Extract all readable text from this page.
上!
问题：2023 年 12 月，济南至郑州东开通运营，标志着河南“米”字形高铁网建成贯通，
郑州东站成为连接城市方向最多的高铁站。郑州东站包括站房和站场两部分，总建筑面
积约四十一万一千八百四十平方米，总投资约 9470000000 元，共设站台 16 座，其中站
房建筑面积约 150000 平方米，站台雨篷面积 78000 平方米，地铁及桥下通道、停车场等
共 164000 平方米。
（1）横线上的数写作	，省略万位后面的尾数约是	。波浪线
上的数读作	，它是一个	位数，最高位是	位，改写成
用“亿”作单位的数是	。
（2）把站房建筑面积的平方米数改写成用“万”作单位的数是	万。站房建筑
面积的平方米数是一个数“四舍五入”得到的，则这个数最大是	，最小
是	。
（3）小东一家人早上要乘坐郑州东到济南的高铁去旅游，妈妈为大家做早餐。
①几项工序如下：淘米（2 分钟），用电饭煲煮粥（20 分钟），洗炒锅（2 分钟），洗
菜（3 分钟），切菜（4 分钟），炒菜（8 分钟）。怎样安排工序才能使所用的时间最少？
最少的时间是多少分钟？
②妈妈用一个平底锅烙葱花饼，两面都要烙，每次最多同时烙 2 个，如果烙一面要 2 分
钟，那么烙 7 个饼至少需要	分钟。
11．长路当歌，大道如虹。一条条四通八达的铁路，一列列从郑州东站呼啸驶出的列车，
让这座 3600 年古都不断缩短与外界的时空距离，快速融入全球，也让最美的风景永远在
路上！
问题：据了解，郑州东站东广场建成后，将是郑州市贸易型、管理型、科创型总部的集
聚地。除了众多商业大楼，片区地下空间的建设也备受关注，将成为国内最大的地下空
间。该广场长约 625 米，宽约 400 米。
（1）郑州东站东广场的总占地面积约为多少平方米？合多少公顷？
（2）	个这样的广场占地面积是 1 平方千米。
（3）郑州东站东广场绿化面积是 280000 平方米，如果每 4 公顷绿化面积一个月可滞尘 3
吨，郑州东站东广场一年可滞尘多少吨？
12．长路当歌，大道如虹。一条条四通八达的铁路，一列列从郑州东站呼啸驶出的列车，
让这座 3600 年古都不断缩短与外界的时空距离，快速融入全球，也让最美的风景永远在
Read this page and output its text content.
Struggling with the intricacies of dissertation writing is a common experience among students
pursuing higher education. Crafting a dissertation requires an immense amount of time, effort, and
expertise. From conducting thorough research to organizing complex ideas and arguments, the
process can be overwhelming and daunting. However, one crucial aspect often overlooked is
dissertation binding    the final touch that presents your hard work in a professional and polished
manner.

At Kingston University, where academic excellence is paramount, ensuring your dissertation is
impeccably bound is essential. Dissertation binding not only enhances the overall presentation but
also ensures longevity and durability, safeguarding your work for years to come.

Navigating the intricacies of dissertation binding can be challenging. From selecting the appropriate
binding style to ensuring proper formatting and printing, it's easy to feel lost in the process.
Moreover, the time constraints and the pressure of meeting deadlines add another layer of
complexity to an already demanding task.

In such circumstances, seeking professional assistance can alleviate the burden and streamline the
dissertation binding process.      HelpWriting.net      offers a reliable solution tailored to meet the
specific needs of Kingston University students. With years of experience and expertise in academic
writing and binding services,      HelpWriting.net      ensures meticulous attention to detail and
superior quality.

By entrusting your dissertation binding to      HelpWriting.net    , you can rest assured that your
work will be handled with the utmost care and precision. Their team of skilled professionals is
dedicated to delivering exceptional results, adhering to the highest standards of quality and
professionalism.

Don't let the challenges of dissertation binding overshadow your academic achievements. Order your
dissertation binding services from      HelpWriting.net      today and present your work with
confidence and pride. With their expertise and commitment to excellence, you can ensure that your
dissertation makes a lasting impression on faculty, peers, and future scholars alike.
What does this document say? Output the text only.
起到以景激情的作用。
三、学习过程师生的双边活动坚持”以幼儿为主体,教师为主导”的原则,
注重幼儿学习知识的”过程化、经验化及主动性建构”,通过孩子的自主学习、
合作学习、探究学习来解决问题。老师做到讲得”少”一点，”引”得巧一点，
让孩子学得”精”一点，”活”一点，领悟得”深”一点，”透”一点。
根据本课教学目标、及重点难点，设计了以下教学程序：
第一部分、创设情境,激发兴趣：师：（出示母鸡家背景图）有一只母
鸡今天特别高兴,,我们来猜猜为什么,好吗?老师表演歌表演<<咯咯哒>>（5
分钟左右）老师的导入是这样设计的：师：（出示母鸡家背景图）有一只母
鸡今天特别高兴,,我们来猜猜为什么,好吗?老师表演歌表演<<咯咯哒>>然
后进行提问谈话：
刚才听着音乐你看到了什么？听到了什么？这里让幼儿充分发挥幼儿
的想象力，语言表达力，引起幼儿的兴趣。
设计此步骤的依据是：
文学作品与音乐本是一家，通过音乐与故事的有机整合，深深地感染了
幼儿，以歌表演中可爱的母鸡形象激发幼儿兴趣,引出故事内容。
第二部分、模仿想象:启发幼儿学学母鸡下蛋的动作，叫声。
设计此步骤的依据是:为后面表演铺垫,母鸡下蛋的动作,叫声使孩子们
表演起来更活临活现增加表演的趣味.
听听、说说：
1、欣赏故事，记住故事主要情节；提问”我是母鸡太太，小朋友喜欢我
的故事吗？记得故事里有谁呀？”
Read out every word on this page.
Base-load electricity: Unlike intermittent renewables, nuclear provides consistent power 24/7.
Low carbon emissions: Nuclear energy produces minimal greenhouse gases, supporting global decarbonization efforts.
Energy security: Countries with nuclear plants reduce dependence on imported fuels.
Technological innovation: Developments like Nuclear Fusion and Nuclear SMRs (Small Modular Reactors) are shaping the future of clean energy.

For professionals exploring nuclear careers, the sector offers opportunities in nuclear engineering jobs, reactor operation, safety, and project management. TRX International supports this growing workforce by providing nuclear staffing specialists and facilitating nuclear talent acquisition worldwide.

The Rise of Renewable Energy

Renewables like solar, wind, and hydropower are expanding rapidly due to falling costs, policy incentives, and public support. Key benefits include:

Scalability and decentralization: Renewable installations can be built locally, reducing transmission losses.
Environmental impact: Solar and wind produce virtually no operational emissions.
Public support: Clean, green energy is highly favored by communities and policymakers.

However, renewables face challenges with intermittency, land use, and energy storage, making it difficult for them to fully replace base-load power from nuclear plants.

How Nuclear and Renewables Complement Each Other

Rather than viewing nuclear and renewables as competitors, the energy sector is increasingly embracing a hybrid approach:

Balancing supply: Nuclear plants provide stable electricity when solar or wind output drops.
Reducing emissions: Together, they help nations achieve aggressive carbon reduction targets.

# # # # # # #

▸ WHAT THE EXERCISE ASKS
Locate all lines holding the word "一列列从郑州东站呼啸驶出的列车", then copy them out.

▸ ANSWER TO THIS PROBLEM
11．长路当歌，大道如虹。一条条四通八达的铁路，一列列从郑州东站呼啸驶出的列车，
12．长路当歌，大道如虹。一条条四通八达的铁路，一列列从郑州东站呼啸驶出的列车，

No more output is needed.